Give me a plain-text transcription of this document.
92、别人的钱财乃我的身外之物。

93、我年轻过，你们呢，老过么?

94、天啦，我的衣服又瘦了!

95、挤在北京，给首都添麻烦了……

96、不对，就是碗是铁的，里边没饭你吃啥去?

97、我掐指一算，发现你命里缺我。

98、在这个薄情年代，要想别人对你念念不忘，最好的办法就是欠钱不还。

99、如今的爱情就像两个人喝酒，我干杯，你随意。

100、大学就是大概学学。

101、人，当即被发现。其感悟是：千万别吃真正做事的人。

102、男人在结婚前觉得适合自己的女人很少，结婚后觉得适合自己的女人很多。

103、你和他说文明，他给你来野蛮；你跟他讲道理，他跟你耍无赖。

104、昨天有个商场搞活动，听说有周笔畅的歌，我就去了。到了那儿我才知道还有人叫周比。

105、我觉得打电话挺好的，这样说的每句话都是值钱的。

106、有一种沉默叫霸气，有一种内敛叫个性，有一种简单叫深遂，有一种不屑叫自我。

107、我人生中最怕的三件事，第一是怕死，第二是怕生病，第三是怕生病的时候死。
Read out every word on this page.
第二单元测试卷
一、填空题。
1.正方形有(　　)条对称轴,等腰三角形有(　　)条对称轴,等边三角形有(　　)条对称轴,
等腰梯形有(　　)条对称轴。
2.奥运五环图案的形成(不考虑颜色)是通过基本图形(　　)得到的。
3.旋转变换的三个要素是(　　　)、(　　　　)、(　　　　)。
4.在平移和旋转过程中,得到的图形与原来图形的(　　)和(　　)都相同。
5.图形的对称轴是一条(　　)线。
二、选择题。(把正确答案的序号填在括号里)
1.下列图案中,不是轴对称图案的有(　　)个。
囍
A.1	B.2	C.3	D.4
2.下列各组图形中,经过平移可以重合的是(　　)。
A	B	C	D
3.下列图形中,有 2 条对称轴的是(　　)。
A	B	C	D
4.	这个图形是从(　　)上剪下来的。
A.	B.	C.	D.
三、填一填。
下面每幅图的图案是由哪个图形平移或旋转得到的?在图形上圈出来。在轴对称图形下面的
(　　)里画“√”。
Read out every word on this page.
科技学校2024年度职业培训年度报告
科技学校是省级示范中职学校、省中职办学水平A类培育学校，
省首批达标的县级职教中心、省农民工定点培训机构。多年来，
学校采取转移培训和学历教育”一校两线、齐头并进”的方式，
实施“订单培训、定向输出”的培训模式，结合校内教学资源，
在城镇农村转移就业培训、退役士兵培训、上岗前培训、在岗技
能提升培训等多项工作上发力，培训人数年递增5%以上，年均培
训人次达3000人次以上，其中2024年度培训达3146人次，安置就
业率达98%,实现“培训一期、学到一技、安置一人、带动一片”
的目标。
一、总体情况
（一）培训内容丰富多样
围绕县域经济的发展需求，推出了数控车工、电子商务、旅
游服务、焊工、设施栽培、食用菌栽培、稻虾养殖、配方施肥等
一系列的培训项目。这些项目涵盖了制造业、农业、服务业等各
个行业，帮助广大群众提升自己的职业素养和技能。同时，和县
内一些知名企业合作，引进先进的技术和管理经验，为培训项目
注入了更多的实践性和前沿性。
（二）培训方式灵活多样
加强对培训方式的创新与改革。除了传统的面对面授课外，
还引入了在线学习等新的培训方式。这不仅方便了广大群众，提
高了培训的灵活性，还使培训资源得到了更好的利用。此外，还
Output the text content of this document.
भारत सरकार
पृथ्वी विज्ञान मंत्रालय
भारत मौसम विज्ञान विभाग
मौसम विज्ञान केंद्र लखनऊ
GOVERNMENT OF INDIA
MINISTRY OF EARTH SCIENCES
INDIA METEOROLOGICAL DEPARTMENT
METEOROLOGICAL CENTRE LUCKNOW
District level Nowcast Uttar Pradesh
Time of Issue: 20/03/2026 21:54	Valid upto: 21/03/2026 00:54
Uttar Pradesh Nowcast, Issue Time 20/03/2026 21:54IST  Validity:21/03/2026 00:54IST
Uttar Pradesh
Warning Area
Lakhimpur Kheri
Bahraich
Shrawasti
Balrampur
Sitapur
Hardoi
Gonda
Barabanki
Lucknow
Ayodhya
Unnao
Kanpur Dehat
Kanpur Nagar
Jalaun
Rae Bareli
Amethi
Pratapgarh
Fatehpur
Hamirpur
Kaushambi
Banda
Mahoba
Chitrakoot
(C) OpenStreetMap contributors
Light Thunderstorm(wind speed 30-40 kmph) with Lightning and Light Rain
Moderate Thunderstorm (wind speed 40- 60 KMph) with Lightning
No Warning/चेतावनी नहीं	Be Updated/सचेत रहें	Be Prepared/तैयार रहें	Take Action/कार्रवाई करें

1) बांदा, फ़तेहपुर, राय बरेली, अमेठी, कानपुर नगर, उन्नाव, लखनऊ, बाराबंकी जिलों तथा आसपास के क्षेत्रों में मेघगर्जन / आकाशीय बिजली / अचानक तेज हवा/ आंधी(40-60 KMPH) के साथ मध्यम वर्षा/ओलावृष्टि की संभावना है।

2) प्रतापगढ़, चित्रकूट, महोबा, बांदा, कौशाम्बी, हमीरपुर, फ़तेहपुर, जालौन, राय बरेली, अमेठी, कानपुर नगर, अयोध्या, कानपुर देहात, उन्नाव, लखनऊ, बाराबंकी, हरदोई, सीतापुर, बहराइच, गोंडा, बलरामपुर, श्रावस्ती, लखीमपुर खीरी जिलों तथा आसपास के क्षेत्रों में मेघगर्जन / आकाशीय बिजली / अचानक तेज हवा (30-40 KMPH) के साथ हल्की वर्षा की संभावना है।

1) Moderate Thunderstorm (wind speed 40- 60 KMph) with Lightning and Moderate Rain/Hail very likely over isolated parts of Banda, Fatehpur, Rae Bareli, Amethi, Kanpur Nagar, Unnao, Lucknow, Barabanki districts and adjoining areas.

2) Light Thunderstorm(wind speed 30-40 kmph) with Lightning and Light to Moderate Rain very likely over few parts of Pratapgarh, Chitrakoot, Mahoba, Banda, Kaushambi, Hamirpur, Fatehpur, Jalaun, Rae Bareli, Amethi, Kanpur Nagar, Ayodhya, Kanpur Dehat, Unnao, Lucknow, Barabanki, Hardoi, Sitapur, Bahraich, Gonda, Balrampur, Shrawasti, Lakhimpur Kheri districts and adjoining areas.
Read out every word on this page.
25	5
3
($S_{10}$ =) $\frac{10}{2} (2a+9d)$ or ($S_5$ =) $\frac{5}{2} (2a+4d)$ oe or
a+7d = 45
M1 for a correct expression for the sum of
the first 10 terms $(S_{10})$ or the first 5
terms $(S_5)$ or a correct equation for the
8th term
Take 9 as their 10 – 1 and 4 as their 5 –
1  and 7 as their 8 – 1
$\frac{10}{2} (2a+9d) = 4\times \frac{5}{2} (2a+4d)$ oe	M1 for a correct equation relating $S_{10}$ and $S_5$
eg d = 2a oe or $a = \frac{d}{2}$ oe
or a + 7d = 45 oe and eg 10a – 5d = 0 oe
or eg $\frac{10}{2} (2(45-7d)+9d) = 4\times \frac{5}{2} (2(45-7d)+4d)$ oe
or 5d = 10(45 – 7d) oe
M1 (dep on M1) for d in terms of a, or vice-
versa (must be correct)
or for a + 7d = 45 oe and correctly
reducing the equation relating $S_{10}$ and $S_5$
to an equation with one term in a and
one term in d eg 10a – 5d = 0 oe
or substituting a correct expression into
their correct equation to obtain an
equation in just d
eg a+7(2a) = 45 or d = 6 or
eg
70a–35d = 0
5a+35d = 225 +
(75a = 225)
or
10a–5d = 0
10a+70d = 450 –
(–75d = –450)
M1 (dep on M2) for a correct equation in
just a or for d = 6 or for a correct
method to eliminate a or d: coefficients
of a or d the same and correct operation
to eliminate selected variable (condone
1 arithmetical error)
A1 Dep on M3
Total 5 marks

### Direction
Where a line holds the string "Amethi", copy that line.

### Response to the exercise
Amethi
1) Moderate Thunderstorm (wind speed 40- 60 KMph) with Lightning and Moderate Rain/Hail very likely over isolated parts of Banda, Fatehpur, Rae Bareli, Amethi, Kanpur Nagar, Unnao, Lucknow, Barabanki districts and adjoining areas.
2) Light Thunderstorm(wind speed 30-40 kmph) with Lightning and Light to Moderate Rain very likely over few parts of Pratapgarh, Chitrakoot, Mahoba, Banda, Kaushambi, Hamirpur, Fatehpur, Jalaun, Rae Bareli, Amethi, Kanpur Nagar, Ayodhya, Kanpur Dehat, Unnao, Lucknow, Barabanki, Hardoi, Sitapur, Bahraich, Gonda, Balrampur, Shrawasti, Lakhimpur Kheri districts and adjoining areas.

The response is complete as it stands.